#### [Task requirements]
Copy the lines from the line with "x-tick-label: 24 (430, 480, 449, 498)" up to and including the line with "y-tick-label: 10 (111, 304, 130, 322)", reproducing each one without changes.

#### [Given information]

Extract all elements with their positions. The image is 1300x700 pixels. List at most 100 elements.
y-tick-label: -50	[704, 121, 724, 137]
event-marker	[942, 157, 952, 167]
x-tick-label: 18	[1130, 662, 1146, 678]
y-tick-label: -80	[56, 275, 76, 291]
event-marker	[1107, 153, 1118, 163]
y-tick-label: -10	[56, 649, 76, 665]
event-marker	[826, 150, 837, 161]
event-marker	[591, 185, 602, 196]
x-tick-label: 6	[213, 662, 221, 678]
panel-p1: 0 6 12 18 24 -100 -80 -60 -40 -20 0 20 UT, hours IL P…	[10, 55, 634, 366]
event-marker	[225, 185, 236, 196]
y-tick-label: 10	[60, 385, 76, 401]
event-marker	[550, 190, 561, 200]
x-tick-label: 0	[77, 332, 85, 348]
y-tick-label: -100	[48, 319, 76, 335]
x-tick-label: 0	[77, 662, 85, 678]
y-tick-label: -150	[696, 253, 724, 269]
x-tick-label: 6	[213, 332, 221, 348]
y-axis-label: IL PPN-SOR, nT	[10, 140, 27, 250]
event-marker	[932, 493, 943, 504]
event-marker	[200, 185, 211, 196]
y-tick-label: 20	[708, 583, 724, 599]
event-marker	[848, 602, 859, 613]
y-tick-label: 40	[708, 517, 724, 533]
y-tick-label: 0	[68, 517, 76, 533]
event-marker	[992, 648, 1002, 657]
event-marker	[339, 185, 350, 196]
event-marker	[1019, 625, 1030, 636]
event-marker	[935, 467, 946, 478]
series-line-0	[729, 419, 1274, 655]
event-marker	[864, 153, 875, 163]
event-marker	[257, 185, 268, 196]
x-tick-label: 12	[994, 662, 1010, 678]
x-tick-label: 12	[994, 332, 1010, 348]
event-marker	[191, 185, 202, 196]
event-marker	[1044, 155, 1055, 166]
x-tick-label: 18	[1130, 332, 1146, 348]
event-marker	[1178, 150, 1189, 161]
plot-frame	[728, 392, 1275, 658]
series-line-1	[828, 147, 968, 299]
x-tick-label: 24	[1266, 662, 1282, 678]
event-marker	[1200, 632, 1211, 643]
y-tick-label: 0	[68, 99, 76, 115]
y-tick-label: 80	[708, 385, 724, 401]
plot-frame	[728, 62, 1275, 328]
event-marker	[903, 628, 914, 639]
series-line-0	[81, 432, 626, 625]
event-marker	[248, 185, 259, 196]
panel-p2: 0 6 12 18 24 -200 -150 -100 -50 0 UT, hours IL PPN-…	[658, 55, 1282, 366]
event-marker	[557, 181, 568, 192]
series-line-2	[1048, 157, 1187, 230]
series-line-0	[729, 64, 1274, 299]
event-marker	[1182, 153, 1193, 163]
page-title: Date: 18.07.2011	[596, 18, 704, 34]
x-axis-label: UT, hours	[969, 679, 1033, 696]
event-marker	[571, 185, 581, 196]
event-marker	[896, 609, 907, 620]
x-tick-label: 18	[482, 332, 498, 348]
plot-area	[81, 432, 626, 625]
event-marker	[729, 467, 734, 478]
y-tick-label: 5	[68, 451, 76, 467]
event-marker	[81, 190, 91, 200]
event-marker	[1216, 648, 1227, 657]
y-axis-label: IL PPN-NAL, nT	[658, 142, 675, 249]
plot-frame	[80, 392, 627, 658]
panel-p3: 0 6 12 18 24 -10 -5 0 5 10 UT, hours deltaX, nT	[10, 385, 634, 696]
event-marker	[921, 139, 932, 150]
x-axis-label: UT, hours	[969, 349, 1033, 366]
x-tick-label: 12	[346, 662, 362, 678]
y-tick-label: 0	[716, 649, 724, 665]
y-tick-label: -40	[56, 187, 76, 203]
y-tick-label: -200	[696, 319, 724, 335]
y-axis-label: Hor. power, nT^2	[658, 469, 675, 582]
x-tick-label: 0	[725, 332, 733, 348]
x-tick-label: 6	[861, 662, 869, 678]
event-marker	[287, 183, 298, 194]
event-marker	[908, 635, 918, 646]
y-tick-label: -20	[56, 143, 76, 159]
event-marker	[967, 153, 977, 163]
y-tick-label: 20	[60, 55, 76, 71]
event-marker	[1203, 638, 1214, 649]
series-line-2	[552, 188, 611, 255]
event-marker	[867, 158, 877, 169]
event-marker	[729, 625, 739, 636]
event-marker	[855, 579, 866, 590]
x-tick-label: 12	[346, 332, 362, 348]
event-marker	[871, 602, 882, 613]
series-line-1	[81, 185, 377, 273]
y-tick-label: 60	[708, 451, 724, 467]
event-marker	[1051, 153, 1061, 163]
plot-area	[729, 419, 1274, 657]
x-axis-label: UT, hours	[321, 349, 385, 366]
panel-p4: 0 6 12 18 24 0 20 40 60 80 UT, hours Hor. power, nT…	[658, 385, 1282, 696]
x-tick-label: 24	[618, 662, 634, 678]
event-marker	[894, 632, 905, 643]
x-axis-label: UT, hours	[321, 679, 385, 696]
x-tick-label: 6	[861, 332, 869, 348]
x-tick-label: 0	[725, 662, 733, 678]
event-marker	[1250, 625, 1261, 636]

* * *

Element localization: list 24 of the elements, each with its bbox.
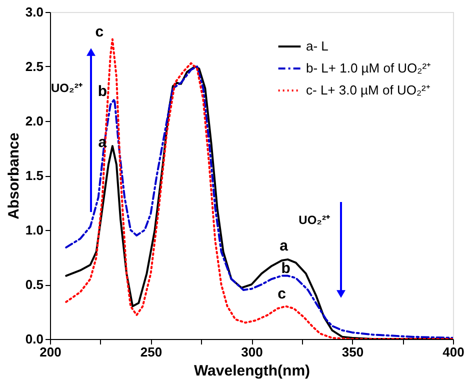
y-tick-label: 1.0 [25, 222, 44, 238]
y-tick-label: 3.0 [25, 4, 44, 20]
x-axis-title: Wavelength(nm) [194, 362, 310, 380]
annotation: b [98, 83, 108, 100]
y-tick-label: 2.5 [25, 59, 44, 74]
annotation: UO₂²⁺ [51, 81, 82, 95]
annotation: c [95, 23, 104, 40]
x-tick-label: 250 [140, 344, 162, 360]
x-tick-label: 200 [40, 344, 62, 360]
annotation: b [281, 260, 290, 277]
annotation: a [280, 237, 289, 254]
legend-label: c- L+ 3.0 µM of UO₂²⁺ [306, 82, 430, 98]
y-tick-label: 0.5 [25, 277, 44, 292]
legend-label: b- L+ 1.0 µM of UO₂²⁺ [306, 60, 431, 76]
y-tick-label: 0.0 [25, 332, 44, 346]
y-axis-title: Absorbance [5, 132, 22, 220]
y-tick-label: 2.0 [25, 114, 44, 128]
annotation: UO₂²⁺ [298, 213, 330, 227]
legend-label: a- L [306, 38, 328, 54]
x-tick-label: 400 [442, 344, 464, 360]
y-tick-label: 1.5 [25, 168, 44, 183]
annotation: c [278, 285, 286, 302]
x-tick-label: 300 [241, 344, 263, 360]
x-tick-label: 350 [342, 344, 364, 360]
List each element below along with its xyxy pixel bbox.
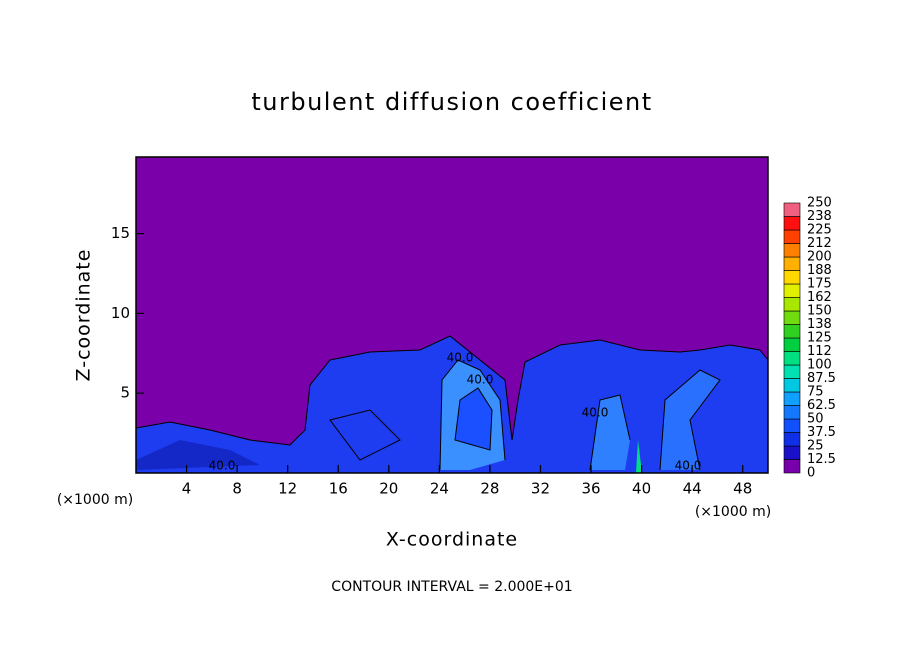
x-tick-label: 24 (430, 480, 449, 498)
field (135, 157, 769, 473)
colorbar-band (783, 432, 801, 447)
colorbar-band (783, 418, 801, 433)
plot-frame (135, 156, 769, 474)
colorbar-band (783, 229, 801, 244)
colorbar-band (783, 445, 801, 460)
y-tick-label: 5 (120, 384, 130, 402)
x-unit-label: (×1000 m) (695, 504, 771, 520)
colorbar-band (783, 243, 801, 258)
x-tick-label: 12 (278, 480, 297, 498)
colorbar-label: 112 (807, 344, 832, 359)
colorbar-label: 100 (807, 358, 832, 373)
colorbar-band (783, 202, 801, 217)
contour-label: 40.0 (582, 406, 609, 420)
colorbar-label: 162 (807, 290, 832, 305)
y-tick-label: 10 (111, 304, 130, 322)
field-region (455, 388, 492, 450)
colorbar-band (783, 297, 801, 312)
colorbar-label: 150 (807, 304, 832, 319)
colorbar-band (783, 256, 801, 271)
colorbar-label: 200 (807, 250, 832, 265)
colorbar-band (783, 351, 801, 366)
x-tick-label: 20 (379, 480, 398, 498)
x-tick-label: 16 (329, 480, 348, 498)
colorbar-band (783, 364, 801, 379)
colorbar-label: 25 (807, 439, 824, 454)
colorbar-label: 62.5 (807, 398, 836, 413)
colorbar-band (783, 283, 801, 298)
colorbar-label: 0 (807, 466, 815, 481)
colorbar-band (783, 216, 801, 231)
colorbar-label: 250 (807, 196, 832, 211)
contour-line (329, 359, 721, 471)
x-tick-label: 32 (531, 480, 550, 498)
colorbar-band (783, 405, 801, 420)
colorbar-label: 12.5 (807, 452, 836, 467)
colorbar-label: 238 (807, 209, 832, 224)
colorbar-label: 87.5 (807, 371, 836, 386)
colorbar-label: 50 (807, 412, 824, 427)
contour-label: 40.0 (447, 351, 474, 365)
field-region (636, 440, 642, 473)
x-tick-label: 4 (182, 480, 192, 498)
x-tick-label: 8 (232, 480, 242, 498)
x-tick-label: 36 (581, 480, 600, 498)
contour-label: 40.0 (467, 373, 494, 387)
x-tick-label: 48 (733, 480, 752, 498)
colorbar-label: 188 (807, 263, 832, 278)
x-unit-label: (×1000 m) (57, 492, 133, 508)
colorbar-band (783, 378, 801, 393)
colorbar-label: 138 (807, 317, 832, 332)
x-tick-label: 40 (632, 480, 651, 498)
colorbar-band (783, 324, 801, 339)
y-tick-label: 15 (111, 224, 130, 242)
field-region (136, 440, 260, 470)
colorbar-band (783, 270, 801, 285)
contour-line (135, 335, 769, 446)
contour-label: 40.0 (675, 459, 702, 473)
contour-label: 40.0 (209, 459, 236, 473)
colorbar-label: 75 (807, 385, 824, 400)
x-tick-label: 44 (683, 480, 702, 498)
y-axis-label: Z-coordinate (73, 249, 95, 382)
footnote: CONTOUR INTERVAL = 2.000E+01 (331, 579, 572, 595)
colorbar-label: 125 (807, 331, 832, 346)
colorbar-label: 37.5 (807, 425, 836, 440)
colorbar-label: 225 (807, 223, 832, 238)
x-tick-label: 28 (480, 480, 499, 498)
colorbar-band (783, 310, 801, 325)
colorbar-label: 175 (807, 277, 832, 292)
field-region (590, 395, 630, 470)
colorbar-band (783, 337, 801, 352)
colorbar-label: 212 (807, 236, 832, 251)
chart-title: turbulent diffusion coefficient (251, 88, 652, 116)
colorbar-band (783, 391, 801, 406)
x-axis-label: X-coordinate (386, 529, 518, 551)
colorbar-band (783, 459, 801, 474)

==

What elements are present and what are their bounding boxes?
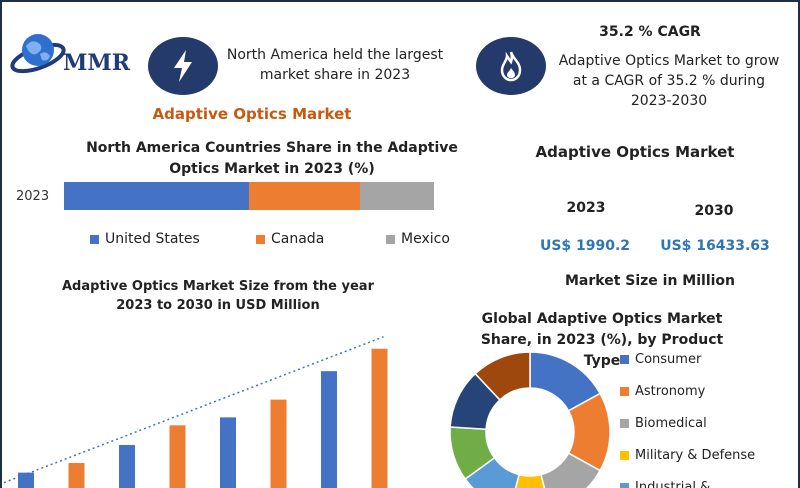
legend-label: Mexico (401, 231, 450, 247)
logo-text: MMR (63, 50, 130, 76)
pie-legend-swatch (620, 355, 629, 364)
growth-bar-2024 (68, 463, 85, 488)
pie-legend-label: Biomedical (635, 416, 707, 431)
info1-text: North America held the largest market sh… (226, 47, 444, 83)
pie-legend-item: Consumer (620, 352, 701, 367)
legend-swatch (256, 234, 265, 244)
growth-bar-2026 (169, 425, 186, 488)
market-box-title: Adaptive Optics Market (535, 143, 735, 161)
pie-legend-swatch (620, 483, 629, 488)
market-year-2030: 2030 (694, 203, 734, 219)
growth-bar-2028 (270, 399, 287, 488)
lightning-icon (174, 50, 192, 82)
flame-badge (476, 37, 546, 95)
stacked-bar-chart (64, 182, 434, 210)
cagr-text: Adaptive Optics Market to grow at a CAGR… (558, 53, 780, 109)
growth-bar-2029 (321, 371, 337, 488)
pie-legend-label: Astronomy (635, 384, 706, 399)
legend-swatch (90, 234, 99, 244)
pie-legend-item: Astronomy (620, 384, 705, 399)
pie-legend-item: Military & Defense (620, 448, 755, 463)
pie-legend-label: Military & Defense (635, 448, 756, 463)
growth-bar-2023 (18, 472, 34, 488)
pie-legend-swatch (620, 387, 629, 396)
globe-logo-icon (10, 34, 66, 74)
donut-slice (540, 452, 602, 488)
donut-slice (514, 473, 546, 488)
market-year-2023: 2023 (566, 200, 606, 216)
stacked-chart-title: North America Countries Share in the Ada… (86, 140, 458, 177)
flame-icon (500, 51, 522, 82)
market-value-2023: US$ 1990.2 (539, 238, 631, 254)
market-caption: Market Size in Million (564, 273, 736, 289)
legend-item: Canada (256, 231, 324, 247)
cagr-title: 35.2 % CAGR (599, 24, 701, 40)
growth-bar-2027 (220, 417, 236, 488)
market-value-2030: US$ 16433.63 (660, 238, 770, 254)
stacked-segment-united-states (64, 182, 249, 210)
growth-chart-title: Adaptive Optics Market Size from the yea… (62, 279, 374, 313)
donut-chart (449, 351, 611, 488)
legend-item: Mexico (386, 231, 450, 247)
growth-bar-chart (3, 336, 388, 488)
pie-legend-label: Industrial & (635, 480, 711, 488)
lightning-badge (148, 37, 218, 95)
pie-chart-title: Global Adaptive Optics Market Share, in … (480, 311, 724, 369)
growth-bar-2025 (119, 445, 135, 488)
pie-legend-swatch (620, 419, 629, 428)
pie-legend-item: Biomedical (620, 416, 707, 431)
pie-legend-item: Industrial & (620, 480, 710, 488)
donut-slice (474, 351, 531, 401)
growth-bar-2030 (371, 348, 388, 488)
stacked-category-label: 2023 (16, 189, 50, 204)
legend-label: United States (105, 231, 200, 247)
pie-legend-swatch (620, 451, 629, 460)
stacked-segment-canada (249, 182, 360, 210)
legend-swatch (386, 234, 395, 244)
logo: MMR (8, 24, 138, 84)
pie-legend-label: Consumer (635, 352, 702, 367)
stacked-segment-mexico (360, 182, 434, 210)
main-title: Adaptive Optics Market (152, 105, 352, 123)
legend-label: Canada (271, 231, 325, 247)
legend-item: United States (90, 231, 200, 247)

#### [Solution for this exercise]
x-tick-label: 24 (430, 480, 449, 498)
field (135, 157, 769, 473)
colorbar-band (783, 432, 801, 447)
colorbar-band (783, 418, 801, 433)
plot-frame (135, 156, 769, 474)
colorbar-band (783, 229, 801, 244)
colorbar-band (783, 445, 801, 460)
y-tick-label: 5 (120, 384, 130, 402)
x-unit-label: (×1000 m) (695, 504, 771, 520)
colorbar-band (783, 243, 801, 258)
x-tick-label: 12 (278, 480, 297, 498)
colorbar-label: 112 (807, 344, 832, 359)
colorbar-label: 100 (807, 358, 832, 373)
colorbar-band (783, 202, 801, 217)
contour-label: 40.0 (582, 406, 609, 420)
colorbar-label: 162 (807, 290, 832, 305)
y-tick-label: 10 (111, 304, 130, 322)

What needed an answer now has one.